Return every entry exactly.

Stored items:

◆ ◆ ◆ ◆

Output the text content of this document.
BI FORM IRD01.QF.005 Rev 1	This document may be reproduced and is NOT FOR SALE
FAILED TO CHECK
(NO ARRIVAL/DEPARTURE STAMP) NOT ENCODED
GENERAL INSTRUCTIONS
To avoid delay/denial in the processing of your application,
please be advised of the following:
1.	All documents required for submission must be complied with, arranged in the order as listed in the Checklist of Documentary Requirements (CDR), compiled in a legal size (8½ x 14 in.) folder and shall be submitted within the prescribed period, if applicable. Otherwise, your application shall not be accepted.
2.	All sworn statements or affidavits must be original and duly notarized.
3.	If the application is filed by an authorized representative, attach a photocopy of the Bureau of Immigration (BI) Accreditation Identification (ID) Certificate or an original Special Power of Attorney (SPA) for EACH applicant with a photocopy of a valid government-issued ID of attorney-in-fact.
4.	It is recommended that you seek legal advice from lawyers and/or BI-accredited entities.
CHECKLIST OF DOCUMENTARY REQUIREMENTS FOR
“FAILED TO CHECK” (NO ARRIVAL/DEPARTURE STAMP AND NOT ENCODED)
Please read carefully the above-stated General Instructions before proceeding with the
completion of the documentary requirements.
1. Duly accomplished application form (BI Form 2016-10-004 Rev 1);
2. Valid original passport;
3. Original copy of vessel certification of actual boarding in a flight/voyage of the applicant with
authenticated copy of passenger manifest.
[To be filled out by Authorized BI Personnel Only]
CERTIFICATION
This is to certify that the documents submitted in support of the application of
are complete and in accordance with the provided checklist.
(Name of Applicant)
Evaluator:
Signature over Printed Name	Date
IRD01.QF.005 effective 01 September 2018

◆ ◆ ◆ ◆

> _ANSWER TO THIS EXERCISE_:
Output the text content of this document.
BI FORM IRD01.QF.005 Rev 1	This document may be reproduced and is NOT FOR SALE
FAILED TO CHECK
(NO ARRIVAL/DEPARTURE STAMP) NOT ENCODED
GENERAL INSTRUCTIONS
To avoid delay/denial in the processing of your application,
please be advised of the following:
1.	All documents required for submission must be complied with, arranged in the order as listed in the Checklist of Documentary Requirements (CDR), compiled in a legal size (8½ x 14 in.) folder and shall be submitted within the prescribed period, if applicable. Otherwise, your application shall not be accepted.
2.	All sworn statements or affidavits must be original and duly notarized.
3.	If the application is filed by an authorized representative, attach a photocopy of the Bureau of Immigration (BI) Accreditation Identification (ID) Certificate or an original Special Power of Attorney (SPA) for EACH applicant with a photocopy of a valid government-issued ID of attorney-in-fact.
4.	It is recommended that you seek legal advice from lawyers and/or BI-accredited entities.
CHECKLIST OF DOCUMENTARY REQUIREMENTS FOR
“FAILED TO CHECK” (NO ARRIVAL/DEPARTURE STAMP AND NOT ENCODED)
Please read carefully the above-stated General Instructions before proceeding with the
completion of the documentary requirements.
1. Duly accomplished application form (BI Form 2016-10-004 Rev 1);
2. Valid original passport;
3. Original copy of vessel certification of actual boarding in a flight/voyage of the applicant with
authenticated copy of passenger manifest.
[To be filled out by Authorized BI Personnel Only]
CERTIFICATION
This is to certify that the documents submitted in support of the application of
are complete and in accordance with the provided checklist.
(Name of Applicant)
Evaluator:
Signature over Printed Name	Date
IRD01.QF.005 effective 01 September 2018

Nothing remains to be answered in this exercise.